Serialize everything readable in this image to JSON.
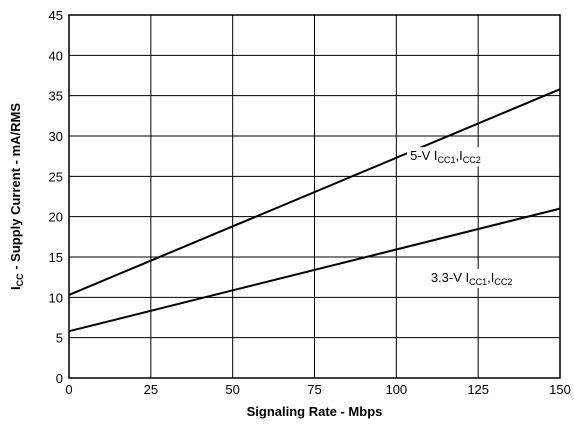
{
  "chart_data": {
    "type": "line",
    "xlabel": "Signaling Rate - Mbps",
    "ylabel_main": "I",
    "ylabel_sub": "CC",
    "ylabel_rest": " - Supply Current - mA/RMS",
    "xlim": [
      0,
      150
    ],
    "ylim": [
      0,
      45
    ],
    "xticks": [
      "0",
      "25",
      "50",
      "75",
      "100",
      "125",
      "150"
    ],
    "yticks": [
      "0",
      "5",
      "10",
      "15",
      "20",
      "25",
      "30",
      "35",
      "40",
      "45"
    ],
    "grid": true,
    "series": [
      {
        "label_prefix": "5-V I",
        "label_sub1": "CC1",
        "label_mid": ",I",
        "label_sub2": "CC2",
        "x": [
          0,
          150
        ],
        "y": [
          10.3,
          35.8
        ]
      },
      {
        "label_prefix": "3.3-V I",
        "label_sub1": "CC1",
        "label_mid": ",I",
        "label_sub2": "CC2",
        "x": [
          0,
          150
        ],
        "y": [
          5.8,
          21
        ]
      }
    ]
  }
}
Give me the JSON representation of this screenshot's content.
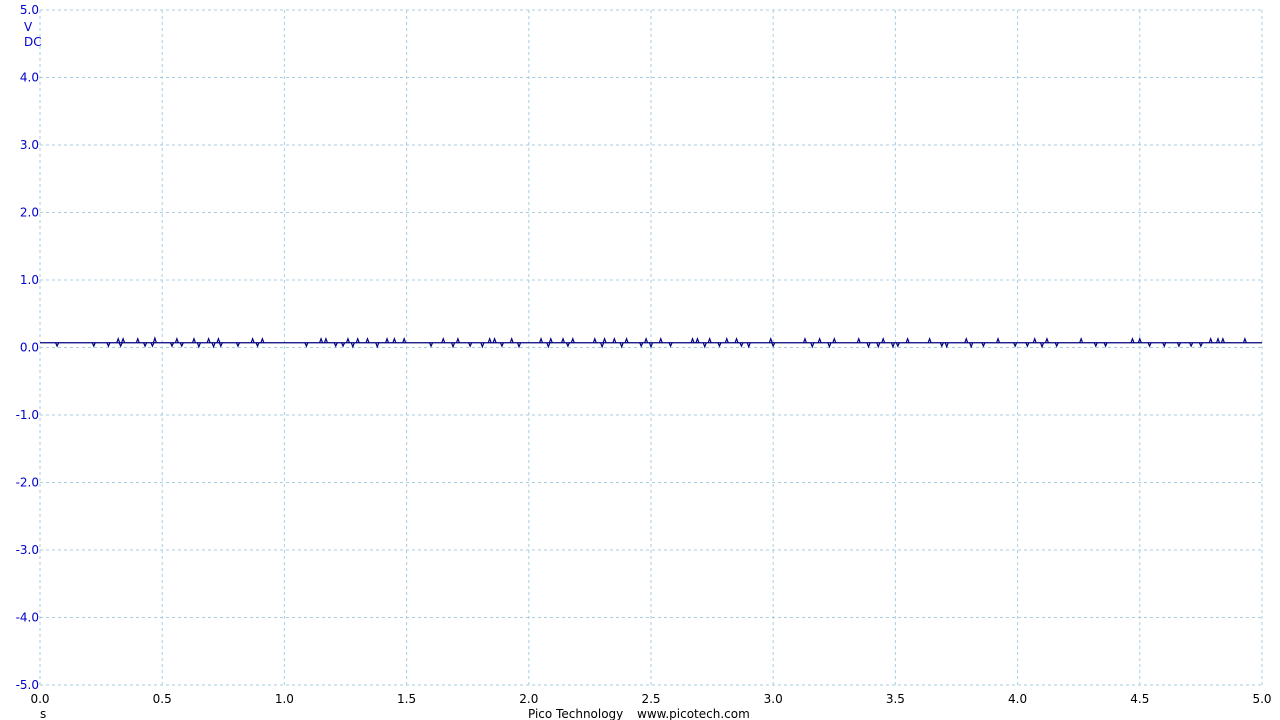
{
  "chart_data": {
    "type": "line",
    "xlabel": "s",
    "ylabel": "V",
    "coupling": "DC",
    "xlim": [
      0.0,
      5.0
    ],
    "ylim": [
      -5.0,
      5.0
    ],
    "x_ticks": [
      "0.0",
      "0.5",
      "1.0",
      "1.5",
      "2.0",
      "2.5",
      "3.0",
      "3.5",
      "4.0",
      "4.5",
      "5.0"
    ],
    "y_ticks": [
      "5.0",
      "4.0",
      "3.0",
      "2.0",
      "1.0",
      "0.0",
      "-1.0",
      "-2.0",
      "-3.0",
      "-4.0",
      "-5.0"
    ],
    "grid": true,
    "series": [
      {
        "color": "#00007f",
        "baseline": 0.07,
        "x": [
          0.07,
          0.22,
          0.28,
          0.32,
          0.33,
          0.34,
          0.4,
          0.43,
          0.46,
          0.47,
          0.54,
          0.56,
          0.58,
          0.63,
          0.65,
          0.69,
          0.71,
          0.73,
          0.74,
          0.81,
          0.87,
          0.89,
          0.91,
          1.09,
          1.15,
          1.17,
          1.21,
          1.24,
          1.26,
          1.28,
          1.3,
          1.34,
          1.38,
          1.42,
          1.45,
          1.49,
          1.6,
          1.65,
          1.69,
          1.71,
          1.76,
          1.81,
          1.84,
          1.86,
          1.89,
          1.93,
          1.96,
          2.05,
          2.08,
          2.09,
          2.14,
          2.16,
          2.18,
          2.27,
          2.3,
          2.31,
          2.35,
          2.38,
          2.4,
          2.46,
          2.48,
          2.5,
          2.54,
          2.58,
          2.67,
          2.69,
          2.72,
          2.74,
          2.78,
          2.81,
          2.85,
          2.87,
          2.9,
          2.99,
          3.0,
          3.13,
          3.16,
          3.19,
          3.23,
          3.25,
          3.35,
          3.39,
          3.43,
          3.45,
          3.49,
          3.51,
          3.55,
          3.64,
          3.69,
          3.71,
          3.79,
          3.81,
          3.86,
          3.92,
          3.99,
          4.04,
          4.07,
          4.1,
          4.12,
          4.16,
          4.26,
          4.32,
          4.36,
          4.47,
          4.5,
          4.54,
          4.6,
          4.66,
          4.71,
          4.75,
          4.79,
          4.82,
          4.84,
          4.93
        ],
        "spikes": [
          -0.05,
          -0.05,
          -0.05,
          0.06,
          -0.05,
          0.06,
          0.06,
          -0.05,
          -0.05,
          0.07,
          -0.05,
          0.06,
          -0.05,
          0.06,
          -0.06,
          0.06,
          -0.06,
          0.06,
          -0.05,
          -0.05,
          0.06,
          -0.05,
          0.06,
          -0.05,
          0.06,
          0.06,
          -0.05,
          -0.05,
          0.06,
          -0.06,
          0.06,
          0.06,
          -0.06,
          0.06,
          0.06,
          0.06,
          -0.05,
          0.06,
          -0.06,
          0.06,
          -0.05,
          -0.06,
          0.06,
          0.06,
          -0.05,
          0.06,
          -0.06,
          0.06,
          -0.06,
          0.06,
          0.06,
          -0.05,
          0.06,
          0.06,
          -0.06,
          0.06,
          0.06,
          -0.06,
          0.06,
          -0.05,
          0.06,
          -0.06,
          0.06,
          -0.05,
          0.06,
          0.06,
          -0.06,
          0.06,
          -0.05,
          0.06,
          0.06,
          -0.05,
          -0.06,
          0.06,
          -0.05,
          0.06,
          -0.06,
          0.06,
          -0.06,
          0.06,
          0.06,
          -0.06,
          -0.06,
          0.06,
          -0.06,
          -0.05,
          0.06,
          0.06,
          -0.05,
          -0.06,
          0.06,
          -0.06,
          -0.05,
          0.06,
          -0.05,
          -0.05,
          0.06,
          -0.06,
          0.06,
          -0.05,
          0.06,
          -0.05,
          -0.05,
          0.06,
          0.06,
          -0.05,
          -0.05,
          -0.05,
          -0.05,
          -0.05,
          0.06,
          0.06,
          0.06,
          0.06
        ]
      }
    ]
  },
  "footer": {
    "brand": "Pico Technology",
    "url": "www.picotech.com"
  },
  "colors": {
    "grid": "#a8cfe0",
    "y_axis_text": "#0000cc",
    "trace": "#00007f"
  }
}
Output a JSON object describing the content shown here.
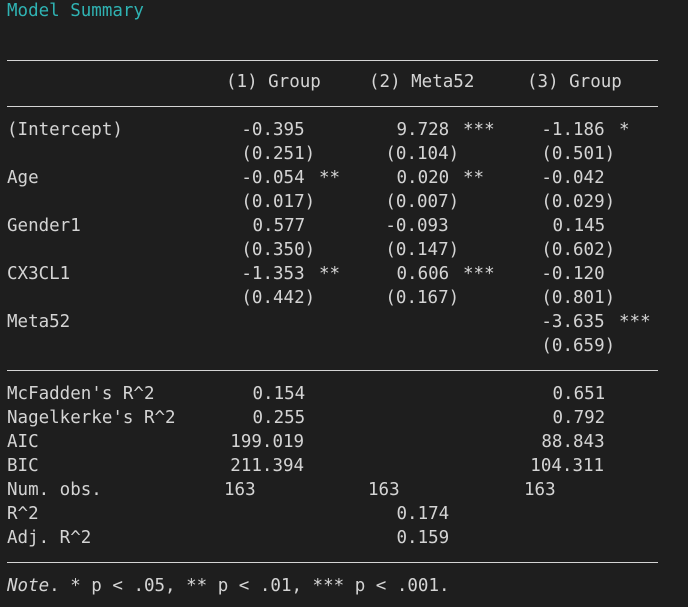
{
  "title": "Model Summary",
  "columns": [
    "(1) Group",
    "(2) Meta52",
    "(3) Group"
  ],
  "coef_rows": [
    {
      "label": "(Intercept)",
      "c1": "-0.395",
      "c1s": "",
      "c2": "9.728",
      "c2s": "***",
      "c3": "-1.186",
      "c3s": "*"
    },
    {
      "label": "",
      "c1": "(0.251)",
      "c1s": "",
      "c2": "(0.104)",
      "c2s": "",
      "c3": "(0.501)",
      "c3s": ""
    },
    {
      "label": "Age",
      "c1": "-0.054",
      "c1s": "**",
      "c2": "0.020",
      "c2s": "**",
      "c3": "-0.042",
      "c3s": ""
    },
    {
      "label": "",
      "c1": "(0.017)",
      "c1s": "",
      "c2": "(0.007)",
      "c2s": "",
      "c3": "(0.029)",
      "c3s": ""
    },
    {
      "label": "Gender1",
      "c1": "0.577",
      "c1s": "",
      "c2": "-0.093",
      "c2s": "",
      "c3": "0.145",
      "c3s": ""
    },
    {
      "label": "",
      "c1": "(0.350)",
      "c1s": "",
      "c2": "(0.147)",
      "c2s": "",
      "c3": "(0.602)",
      "c3s": ""
    },
    {
      "label": "CX3CL1",
      "c1": "-1.353",
      "c1s": "**",
      "c2": "0.606",
      "c2s": "***",
      "c3": "-0.120",
      "c3s": ""
    },
    {
      "label": "",
      "c1": "(0.442)",
      "c1s": "",
      "c2": "(0.167)",
      "c2s": "",
      "c3": "(0.801)",
      "c3s": ""
    },
    {
      "label": "Meta52",
      "c1": "",
      "c1s": "",
      "c2": "",
      "c2s": "",
      "c3": "-3.635",
      "c3s": "***"
    },
    {
      "label": "",
      "c1": "",
      "c1s": "",
      "c2": "",
      "c2s": "",
      "c3": "(0.659)",
      "c3s": ""
    }
  ],
  "stat_rows": [
    {
      "label": "McFadden's R^2",
      "c1": "0.154",
      "c2": "",
      "c3": "0.651"
    },
    {
      "label": "Nagelkerke's R^2",
      "c1": "0.255",
      "c2": "",
      "c3": "0.792"
    },
    {
      "label": "AIC",
      "c1": "199.019",
      "c2": "",
      "c3": "88.843"
    },
    {
      "label": "BIC",
      "c1": "211.394",
      "c2": "",
      "c3": "104.311"
    },
    {
      "label": "Num. obs.",
      "c1": "163",
      "c2": "163",
      "c3": "163"
    },
    {
      "label": "R^2",
      "c1": "",
      "c2": "0.174",
      "c3": ""
    },
    {
      "label": "Adj. R^2",
      "c1": "",
      "c2": "0.159",
      "c3": ""
    }
  ],
  "note": {
    "prefix": "Note",
    "text": ". * p < .05, ** p < .01, *** p < .001."
  }
}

########################################

Lines containing the word "this" must all be returned from the material above.

■ Correct response
Serialize everything readable in this image to JSON.
Give me the JSON representation of this screenshot's content.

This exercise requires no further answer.